Provided text

It’s a tough time for actors right now, but The Slate – Backstage’s live series of classes, seminars, and digital exercises – will help turn time on your hands to your advantage.
We all know what actors can’t do in lockdown, but one thing you can do is make your first showreel or refresh an old one. Filmmaker and editor Warren Blackmore, together with casting director Hannah Williams, recently gave Slate viewers a live masterclass on how to cut together a strong reel and what goes into a great one. The full tutorial is available here, but these are the key takeaways:
Be ready to edit
Warren: “Before watching the tutorial, get your footage together and download and activate a seven-day free trial of Premiere Pro, the programme you’ll need to edit with. This gives you the programme fully unlocked and is enough time to edit your showreel.”

Dataset excerpts
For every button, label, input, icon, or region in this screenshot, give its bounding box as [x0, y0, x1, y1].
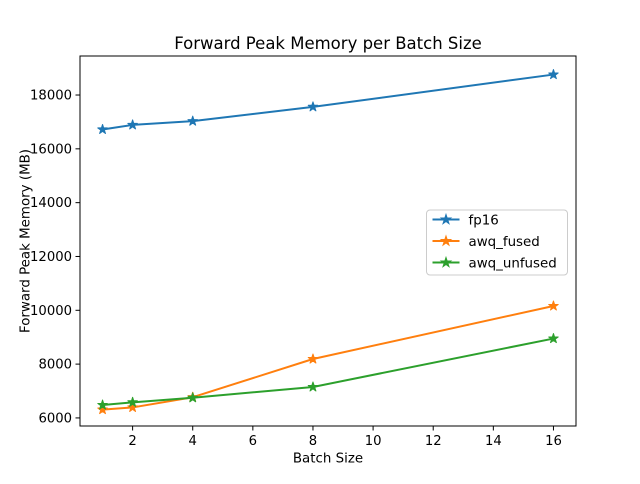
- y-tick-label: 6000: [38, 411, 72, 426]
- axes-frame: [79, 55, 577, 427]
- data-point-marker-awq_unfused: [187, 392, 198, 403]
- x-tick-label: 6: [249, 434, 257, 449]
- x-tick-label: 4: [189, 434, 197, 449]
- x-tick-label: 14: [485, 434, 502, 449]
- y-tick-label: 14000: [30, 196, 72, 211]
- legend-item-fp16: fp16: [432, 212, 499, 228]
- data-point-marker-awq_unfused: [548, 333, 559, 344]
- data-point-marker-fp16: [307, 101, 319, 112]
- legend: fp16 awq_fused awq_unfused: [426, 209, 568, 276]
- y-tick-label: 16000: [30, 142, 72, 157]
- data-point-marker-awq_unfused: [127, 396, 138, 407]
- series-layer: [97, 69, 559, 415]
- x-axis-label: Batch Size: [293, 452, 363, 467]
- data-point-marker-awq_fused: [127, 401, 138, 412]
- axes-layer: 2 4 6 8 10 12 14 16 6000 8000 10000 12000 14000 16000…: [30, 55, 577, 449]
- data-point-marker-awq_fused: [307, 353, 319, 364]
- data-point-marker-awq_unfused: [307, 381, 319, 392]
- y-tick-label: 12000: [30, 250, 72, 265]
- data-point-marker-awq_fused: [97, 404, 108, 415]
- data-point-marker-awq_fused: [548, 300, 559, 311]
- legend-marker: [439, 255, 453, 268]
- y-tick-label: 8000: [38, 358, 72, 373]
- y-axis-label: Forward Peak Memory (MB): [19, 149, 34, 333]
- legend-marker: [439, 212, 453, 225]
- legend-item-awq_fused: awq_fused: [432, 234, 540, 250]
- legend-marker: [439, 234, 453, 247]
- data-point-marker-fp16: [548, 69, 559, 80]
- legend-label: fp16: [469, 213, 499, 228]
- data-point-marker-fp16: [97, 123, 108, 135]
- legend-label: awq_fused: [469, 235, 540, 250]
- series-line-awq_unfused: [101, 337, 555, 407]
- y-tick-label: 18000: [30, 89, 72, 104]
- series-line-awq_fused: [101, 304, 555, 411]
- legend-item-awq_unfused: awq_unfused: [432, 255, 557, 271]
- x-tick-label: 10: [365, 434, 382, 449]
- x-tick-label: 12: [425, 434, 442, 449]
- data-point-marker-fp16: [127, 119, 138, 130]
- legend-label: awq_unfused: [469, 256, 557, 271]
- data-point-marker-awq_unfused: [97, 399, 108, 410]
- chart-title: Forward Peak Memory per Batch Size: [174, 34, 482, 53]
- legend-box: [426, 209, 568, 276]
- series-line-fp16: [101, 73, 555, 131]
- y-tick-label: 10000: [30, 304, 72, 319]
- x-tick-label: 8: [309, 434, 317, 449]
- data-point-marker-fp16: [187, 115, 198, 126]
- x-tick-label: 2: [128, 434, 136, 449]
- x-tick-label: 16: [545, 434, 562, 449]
...
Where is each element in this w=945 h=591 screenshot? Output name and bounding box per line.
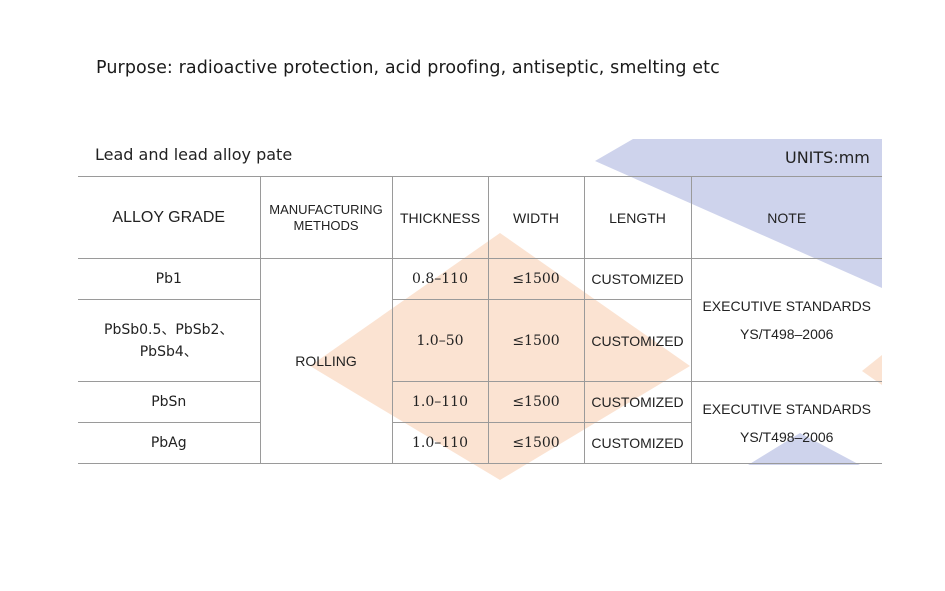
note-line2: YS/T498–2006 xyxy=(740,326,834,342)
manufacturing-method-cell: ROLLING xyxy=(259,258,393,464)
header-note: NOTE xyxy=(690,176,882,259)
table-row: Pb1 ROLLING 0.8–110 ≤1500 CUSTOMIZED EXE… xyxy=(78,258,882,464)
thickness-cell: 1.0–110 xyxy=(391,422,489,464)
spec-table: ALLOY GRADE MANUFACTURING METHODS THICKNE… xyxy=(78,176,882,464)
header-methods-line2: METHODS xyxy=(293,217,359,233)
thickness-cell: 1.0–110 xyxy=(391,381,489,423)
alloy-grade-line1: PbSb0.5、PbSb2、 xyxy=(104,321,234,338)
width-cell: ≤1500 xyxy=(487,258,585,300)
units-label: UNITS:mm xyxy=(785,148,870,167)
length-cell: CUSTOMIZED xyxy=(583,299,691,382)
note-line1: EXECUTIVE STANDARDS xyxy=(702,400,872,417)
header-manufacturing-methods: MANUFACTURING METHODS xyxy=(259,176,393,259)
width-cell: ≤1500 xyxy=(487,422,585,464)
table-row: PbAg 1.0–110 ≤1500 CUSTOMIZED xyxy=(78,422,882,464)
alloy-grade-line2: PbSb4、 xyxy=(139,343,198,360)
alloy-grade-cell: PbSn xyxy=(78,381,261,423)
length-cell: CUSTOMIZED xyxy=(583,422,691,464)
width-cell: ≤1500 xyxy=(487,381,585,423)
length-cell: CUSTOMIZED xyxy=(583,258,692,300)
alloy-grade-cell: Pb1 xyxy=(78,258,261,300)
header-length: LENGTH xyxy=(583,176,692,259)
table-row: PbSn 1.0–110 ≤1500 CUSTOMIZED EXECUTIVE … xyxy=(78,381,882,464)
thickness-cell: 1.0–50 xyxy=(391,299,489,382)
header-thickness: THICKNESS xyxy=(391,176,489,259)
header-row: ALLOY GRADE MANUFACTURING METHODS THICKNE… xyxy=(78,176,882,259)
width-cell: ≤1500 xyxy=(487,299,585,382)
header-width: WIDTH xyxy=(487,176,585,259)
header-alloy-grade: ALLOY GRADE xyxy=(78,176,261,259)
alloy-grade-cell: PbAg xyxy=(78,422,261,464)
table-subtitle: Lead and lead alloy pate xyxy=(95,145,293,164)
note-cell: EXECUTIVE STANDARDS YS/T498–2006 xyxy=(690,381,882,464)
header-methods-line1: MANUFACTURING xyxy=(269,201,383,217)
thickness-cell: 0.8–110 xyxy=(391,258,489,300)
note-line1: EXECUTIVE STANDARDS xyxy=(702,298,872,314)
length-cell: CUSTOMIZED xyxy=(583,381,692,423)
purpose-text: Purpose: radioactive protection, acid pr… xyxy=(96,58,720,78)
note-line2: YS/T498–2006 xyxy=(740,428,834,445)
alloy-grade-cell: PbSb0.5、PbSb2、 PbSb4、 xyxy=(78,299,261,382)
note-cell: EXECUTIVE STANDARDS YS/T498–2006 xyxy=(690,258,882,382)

Set task
Write out the passage of the showreel article word for word, starting with "It’s a tough" and going on through "to your advantage.".

Exercise solution
It’s a tough time for actors right now, but The Slate – Backstage’s live series of classes, seminars, and digital exercises – will help turn time on your hands to your advantage.